Copy out lines with the word "Gesamtabsatz" from the material that follows.
########################################
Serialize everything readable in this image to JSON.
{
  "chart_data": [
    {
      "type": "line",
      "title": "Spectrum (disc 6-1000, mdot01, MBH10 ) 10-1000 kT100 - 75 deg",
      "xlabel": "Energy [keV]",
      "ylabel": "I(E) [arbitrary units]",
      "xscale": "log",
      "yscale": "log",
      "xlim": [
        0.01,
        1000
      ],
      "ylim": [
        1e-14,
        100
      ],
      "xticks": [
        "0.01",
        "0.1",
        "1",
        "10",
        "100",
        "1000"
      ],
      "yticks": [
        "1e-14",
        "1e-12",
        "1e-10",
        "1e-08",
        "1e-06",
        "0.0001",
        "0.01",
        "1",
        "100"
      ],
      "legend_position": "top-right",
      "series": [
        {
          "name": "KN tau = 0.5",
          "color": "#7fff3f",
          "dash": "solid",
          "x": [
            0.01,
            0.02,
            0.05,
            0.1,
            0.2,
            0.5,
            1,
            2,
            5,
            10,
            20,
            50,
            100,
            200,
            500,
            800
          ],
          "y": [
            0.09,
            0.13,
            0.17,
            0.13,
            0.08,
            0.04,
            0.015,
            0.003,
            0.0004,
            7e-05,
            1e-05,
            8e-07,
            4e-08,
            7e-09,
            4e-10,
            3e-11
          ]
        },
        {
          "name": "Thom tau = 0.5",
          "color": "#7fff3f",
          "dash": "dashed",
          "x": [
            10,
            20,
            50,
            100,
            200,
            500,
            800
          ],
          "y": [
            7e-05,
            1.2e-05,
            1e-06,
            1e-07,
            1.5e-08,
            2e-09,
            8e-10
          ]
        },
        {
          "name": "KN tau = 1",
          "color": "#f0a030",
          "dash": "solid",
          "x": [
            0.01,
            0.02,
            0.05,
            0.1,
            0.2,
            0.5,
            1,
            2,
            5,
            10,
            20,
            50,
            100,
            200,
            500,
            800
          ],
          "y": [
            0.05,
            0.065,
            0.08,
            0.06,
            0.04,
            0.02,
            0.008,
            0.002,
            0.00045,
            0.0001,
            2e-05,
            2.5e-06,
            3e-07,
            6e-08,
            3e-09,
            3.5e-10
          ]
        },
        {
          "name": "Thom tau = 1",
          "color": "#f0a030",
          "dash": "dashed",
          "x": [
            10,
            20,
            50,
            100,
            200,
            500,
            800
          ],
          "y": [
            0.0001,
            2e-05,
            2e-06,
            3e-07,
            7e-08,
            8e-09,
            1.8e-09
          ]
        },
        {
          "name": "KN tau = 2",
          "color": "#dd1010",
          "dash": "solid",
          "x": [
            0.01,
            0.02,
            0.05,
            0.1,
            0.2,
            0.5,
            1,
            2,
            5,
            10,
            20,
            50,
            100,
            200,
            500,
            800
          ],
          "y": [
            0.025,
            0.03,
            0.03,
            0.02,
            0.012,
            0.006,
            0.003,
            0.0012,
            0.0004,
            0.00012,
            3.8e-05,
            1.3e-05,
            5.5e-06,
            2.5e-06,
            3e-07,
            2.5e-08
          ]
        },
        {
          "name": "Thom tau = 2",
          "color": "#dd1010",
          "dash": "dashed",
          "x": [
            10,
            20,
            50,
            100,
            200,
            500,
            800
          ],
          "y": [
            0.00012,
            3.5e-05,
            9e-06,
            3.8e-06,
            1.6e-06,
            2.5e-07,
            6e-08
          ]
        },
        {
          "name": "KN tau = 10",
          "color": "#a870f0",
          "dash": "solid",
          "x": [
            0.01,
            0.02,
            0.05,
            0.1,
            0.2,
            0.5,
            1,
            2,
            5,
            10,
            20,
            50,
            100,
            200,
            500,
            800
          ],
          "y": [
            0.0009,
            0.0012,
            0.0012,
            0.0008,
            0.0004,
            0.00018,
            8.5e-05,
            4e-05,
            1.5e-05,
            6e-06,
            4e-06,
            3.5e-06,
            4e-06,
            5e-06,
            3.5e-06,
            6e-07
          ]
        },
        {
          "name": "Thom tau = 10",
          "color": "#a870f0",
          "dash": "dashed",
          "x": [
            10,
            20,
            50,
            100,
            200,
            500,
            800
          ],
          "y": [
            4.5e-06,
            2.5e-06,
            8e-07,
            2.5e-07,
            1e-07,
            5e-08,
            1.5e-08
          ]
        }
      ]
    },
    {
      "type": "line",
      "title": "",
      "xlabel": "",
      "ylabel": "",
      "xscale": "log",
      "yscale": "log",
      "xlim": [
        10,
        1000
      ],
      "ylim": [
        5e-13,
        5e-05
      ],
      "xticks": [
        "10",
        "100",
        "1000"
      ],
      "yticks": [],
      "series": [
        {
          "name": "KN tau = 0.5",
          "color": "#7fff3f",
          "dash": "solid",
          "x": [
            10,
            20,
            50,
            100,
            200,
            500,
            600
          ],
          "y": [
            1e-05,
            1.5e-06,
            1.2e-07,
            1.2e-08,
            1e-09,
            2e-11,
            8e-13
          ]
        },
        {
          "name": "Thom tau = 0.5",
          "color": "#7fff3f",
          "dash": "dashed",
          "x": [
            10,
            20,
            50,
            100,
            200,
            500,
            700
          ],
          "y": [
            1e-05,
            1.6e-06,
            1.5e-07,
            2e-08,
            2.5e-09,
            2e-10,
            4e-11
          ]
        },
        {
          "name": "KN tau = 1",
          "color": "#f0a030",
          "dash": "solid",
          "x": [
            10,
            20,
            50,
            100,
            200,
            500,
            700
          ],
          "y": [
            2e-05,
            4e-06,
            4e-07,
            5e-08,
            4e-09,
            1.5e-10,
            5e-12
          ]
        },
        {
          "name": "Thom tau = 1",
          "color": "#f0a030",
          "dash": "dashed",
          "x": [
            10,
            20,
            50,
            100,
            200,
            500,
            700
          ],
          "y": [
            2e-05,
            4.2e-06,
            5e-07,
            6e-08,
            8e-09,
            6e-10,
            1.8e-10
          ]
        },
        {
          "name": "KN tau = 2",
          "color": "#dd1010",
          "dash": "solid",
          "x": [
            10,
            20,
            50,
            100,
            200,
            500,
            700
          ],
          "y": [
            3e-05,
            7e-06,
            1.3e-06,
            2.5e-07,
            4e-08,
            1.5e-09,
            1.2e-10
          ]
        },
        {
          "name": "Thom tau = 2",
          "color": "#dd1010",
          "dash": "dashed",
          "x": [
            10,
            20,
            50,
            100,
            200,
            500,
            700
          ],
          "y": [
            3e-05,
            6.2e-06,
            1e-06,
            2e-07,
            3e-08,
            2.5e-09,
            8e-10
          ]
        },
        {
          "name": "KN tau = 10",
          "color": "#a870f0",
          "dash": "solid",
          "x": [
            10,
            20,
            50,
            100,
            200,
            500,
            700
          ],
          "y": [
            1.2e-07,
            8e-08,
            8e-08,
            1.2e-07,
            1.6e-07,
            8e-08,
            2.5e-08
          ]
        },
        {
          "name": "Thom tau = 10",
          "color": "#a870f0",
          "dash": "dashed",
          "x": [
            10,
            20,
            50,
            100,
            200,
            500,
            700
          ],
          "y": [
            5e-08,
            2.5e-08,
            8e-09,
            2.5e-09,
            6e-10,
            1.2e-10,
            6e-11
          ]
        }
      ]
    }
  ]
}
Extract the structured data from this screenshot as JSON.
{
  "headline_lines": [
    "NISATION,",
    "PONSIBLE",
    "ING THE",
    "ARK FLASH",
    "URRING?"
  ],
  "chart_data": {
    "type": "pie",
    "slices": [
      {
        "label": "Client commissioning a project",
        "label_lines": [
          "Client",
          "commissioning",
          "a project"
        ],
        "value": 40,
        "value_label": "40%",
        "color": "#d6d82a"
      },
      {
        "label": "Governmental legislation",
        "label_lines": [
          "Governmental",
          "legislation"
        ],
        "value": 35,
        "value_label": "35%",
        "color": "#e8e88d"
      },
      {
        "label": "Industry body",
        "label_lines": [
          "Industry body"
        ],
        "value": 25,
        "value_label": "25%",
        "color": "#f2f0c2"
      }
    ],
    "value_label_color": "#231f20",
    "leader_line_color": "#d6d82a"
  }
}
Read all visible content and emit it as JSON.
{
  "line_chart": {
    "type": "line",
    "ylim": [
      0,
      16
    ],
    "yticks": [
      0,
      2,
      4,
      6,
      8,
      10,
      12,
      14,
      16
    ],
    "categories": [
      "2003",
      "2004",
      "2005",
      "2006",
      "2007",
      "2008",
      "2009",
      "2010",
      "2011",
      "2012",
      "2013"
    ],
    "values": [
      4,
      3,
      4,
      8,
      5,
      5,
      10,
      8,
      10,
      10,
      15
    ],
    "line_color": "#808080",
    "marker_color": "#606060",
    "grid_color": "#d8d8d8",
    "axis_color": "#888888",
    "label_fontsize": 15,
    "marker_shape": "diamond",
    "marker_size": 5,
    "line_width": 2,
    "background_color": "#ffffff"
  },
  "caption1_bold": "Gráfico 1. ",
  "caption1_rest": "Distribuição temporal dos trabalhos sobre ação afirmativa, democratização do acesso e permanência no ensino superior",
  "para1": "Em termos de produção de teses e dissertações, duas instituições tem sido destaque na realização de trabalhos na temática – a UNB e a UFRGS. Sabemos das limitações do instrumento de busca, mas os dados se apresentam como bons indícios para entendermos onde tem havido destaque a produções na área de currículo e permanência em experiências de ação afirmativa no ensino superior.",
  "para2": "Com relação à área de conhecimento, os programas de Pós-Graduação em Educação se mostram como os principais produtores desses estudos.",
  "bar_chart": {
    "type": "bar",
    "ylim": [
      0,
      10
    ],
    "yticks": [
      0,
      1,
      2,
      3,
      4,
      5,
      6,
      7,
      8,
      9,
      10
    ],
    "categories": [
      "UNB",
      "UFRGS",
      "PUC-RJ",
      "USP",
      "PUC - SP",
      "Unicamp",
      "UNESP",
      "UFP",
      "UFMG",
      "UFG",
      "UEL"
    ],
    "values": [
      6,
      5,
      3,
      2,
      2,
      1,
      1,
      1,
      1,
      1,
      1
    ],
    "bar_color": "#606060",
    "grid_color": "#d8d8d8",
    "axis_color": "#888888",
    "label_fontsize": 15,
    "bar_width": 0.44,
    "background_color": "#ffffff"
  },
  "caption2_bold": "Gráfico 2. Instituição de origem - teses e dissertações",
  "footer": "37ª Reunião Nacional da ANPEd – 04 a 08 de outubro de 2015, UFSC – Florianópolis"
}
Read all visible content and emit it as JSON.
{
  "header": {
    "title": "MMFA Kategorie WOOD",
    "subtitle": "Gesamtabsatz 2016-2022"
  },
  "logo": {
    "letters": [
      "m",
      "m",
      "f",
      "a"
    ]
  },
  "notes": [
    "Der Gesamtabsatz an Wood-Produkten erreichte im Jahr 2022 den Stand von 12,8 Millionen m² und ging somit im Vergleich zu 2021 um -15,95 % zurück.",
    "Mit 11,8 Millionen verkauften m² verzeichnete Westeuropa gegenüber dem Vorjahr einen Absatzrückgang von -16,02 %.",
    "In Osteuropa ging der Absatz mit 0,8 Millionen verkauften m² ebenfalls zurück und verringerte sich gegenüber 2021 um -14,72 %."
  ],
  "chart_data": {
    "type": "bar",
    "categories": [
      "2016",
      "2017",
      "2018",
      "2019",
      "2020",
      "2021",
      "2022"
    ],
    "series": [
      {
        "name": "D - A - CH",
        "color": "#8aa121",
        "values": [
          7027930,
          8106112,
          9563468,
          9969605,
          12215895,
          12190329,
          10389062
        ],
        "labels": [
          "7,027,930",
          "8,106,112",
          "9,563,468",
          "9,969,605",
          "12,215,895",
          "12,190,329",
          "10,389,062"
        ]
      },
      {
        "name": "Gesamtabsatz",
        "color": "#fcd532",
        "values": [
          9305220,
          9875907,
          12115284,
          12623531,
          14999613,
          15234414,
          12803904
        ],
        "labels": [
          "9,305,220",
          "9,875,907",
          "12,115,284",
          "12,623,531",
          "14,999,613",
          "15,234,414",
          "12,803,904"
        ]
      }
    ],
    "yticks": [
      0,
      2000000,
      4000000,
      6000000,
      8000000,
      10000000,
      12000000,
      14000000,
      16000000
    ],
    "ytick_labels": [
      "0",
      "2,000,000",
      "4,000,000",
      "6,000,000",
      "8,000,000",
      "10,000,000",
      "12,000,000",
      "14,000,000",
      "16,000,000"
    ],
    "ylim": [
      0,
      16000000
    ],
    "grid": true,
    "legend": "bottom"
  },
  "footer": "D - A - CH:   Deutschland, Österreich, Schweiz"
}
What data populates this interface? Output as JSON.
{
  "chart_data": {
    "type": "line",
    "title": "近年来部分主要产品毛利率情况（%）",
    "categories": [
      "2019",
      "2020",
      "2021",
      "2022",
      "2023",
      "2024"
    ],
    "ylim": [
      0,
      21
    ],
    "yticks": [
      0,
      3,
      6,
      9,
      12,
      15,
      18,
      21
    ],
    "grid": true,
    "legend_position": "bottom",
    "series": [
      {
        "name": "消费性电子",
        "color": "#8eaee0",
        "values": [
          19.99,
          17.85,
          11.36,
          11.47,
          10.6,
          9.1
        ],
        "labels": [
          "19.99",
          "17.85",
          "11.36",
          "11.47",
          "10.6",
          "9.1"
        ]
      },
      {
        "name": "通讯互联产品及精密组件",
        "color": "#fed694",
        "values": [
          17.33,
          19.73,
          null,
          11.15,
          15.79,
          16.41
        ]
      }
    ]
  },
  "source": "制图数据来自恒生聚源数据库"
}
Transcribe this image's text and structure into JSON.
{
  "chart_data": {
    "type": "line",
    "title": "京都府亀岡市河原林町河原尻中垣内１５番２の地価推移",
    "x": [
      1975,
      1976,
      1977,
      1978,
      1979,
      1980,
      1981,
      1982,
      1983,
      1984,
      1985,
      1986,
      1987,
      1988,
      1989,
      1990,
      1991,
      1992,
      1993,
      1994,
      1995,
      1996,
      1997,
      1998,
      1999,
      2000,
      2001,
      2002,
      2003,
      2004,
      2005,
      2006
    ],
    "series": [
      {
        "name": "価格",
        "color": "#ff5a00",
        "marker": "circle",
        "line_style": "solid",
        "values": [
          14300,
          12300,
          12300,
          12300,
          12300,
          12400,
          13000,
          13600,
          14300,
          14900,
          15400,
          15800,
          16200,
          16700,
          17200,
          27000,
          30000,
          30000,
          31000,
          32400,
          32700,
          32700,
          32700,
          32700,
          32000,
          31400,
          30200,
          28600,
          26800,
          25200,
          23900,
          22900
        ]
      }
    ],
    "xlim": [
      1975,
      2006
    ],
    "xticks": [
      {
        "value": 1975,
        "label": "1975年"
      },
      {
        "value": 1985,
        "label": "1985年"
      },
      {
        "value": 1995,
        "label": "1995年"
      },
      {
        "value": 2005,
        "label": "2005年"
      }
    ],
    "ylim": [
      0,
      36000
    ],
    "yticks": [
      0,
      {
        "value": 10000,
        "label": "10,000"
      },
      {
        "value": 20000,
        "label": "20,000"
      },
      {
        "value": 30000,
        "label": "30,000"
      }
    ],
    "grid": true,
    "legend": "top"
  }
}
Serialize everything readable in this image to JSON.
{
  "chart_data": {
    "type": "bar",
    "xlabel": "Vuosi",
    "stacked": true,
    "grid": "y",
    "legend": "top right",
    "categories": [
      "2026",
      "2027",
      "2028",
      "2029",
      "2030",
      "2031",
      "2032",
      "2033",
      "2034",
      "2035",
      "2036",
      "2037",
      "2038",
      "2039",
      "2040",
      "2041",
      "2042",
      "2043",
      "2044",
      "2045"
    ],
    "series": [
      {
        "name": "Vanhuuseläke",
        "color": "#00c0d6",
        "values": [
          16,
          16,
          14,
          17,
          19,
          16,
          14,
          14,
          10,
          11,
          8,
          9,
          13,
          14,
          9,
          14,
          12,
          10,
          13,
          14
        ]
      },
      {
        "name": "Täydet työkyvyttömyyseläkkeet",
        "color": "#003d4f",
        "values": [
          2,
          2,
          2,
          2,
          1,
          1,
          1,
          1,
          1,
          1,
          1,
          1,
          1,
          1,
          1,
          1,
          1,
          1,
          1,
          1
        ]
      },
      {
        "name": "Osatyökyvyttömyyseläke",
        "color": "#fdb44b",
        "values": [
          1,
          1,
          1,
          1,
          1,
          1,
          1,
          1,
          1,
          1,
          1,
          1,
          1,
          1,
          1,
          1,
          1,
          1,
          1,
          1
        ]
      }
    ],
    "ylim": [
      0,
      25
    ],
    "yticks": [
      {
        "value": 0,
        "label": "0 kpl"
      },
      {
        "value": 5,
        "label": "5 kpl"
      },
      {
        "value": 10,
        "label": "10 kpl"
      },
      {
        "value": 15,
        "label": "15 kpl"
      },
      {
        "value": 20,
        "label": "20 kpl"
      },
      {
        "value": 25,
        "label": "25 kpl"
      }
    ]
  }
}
########################################
(Solution to the exercise)
    "subtitle": "Gesamtabsatz 2016-2022"
    "Der Gesamtabsatz an Wood-Produkten erreichte im Jahr 2022 den Stand von 12,8 Millionen m² und ging somit im Vergleich zu 2021 um -15,95 % zurück.",
        "name": "Gesamtabsatz",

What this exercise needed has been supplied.